Records supplied:
▼

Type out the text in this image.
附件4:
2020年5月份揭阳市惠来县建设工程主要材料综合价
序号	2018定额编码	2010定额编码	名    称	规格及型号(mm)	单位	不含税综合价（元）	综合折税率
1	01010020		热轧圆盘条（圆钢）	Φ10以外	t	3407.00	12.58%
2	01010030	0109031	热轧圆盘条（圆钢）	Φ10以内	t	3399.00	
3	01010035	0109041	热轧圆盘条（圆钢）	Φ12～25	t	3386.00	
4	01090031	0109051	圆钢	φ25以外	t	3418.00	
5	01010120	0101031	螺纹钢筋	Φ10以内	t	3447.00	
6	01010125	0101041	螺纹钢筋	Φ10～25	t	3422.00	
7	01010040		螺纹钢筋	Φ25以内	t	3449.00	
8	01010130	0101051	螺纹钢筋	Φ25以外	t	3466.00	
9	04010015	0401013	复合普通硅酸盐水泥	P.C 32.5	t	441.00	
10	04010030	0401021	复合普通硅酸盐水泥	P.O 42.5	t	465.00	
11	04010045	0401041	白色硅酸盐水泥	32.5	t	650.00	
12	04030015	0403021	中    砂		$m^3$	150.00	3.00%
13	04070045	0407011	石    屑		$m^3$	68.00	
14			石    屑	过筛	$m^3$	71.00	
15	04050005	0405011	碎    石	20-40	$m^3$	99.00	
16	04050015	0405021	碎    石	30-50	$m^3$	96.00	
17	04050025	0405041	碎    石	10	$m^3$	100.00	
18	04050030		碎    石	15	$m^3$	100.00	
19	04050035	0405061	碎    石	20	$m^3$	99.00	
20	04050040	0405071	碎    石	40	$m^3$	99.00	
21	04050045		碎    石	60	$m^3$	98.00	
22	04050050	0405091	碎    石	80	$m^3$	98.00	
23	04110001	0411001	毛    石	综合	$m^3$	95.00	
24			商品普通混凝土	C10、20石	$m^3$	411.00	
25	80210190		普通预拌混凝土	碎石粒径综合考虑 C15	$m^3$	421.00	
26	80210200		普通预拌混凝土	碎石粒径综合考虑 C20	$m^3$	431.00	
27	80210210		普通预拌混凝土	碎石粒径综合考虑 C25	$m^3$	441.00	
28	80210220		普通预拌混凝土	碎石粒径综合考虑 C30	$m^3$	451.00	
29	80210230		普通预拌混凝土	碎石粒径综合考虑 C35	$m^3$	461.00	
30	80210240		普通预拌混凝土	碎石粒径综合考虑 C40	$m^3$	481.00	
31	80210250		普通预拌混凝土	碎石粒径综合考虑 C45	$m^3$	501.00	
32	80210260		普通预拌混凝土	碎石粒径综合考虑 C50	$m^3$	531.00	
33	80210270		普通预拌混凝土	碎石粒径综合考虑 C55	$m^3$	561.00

▲

Task requirements: Return every entry verbatim.

Answer in full:
Type out the text in this image.
附件4:
2020年5月份揭阳市惠来县建设工程主要材料综合价
序号	2018定额编码	2010定额编码	名    称	规格及型号(mm)	单位	不含税综合价（元）	综合折税率
1	01010020		热轧圆盘条（圆钢）	Φ10以外	t	3407.00	12.58%
2	01010030	0109031	热轧圆盘条（圆钢）	Φ10以内	t	3399.00	
3	01010035	0109041	热轧圆盘条（圆钢）	Φ12～25	t	3386.00	
4	01090031	0109051	圆钢	φ25以外	t	3418.00	
5	01010120	0101031	螺纹钢筋	Φ10以内	t	3447.00	
6	01010125	0101041	螺纹钢筋	Φ10～25	t	3422.00	
7	01010040		螺纹钢筋	Φ25以内	t	3449.00	
8	01010130	0101051	螺纹钢筋	Φ25以外	t	3466.00	
9	04010015	0401013	复合普通硅酸盐水泥	P.C 32.5	t	441.00	
10	04010030	0401021	复合普通硅酸盐水泥	P.O 42.5	t	465.00	
11	04010045	0401041	白色硅酸盐水泥	32.5	t	650.00	
12	04030015	0403021	中    砂		$m^3$	150.00	3.00%
13	04070045	0407011	石    屑		$m^3$	68.00	
14			石    屑	过筛	$m^3$	71.00	
15	04050005	0405011	碎    石	20-40	$m^3$	99.00	
16	04050015	0405021	碎    石	30-50	$m^3$	96.00	
17	04050025	0405041	碎    石	10	$m^3$	100.00	
18	04050030		碎    石	15	$m^3$	100.00	
19	04050035	0405061	碎    石	20	$m^3$	99.00	
20	04050040	0405071	碎    石	40	$m^3$	99.00	
21	04050045		碎    石	60	$m^3$	98.00	
22	04050050	0405091	碎    石	80	$m^3$	98.00	
23	04110001	0411001	毛    石	综合	$m^3$	95.00	
24			商品普通混凝土	C10、20石	$m^3$	411.00	
25	80210190		普通预拌混凝土	碎石粒径综合考虑 C15	$m^3$	421.00	
26	80210200		普通预拌混凝土	碎石粒径综合考虑 C20	$m^3$	431.00	
27	80210210		普通预拌混凝土	碎石粒径综合考虑 C25	$m^3$	441.00	
28	80210220		普通预拌混凝土	碎石粒径综合考虑 C30	$m^3$	451.00	
29	80210230		普通预拌混凝土	碎石粒径综合考虑 C35	$m^3$	461.00	
30	80210240		普通预拌混凝土	碎石粒径综合考虑 C40	$m^3$	481.00	
31	80210250		普通预拌混凝土	碎石粒径综合考虑 C45	$m^3$	501.00	
32	80210260		普通预拌混凝土	碎石粒径综合考虑 C50	$m^3$	531.00	
33	80210270		普通预拌混凝土	碎石粒径综合考虑 C55	$m^3$	561.00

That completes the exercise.